• _Material provided_

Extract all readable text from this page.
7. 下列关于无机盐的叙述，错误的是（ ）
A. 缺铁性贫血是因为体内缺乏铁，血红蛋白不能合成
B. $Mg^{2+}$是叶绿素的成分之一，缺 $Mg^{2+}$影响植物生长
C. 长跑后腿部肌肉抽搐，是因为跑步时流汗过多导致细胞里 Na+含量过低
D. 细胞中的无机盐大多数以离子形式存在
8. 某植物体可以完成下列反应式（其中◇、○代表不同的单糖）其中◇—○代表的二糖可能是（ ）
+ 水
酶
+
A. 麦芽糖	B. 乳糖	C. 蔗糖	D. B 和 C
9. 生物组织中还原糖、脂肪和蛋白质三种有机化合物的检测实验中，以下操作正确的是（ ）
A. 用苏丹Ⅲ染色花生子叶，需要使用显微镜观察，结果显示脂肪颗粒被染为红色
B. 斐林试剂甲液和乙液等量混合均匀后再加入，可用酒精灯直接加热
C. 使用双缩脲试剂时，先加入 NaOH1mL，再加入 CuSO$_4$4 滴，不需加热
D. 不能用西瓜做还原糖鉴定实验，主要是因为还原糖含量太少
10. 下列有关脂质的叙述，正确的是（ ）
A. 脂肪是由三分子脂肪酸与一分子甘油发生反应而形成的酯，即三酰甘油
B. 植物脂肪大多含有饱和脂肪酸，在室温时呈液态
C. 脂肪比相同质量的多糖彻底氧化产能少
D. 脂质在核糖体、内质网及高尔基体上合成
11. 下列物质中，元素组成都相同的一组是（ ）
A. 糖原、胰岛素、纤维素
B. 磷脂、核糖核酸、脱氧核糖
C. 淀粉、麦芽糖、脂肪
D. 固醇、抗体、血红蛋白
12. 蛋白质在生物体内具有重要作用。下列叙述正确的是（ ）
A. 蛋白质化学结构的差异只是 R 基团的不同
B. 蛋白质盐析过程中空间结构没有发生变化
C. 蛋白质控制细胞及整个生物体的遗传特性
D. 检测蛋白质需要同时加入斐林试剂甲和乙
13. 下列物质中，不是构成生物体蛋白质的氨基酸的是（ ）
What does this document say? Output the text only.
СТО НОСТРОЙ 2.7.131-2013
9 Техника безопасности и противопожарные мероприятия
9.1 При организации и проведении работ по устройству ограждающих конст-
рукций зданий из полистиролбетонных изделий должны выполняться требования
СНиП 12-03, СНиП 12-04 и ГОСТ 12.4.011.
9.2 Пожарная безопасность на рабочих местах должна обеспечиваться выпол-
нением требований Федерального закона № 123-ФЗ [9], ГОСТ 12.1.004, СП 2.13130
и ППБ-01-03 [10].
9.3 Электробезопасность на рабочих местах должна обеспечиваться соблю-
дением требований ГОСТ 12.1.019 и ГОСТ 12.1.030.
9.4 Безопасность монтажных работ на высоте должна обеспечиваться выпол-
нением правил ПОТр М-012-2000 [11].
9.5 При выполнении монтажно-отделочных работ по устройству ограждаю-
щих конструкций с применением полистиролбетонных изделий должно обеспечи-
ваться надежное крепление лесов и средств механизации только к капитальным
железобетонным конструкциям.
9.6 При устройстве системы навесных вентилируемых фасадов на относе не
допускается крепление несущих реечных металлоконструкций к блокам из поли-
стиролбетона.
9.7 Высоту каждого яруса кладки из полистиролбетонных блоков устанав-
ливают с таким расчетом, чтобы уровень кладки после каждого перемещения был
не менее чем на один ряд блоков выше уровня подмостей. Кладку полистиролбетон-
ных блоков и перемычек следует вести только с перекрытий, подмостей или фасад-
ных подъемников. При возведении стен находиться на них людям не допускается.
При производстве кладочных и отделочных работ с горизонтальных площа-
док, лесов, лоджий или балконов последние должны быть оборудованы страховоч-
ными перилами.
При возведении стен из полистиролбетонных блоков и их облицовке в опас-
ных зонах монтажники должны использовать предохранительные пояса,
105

• _What to do_
In the listing above, find each line with the word "this" and copy it.

• _Worked solution_
Extract all readable text from this page.
What does this document say? Output the text only.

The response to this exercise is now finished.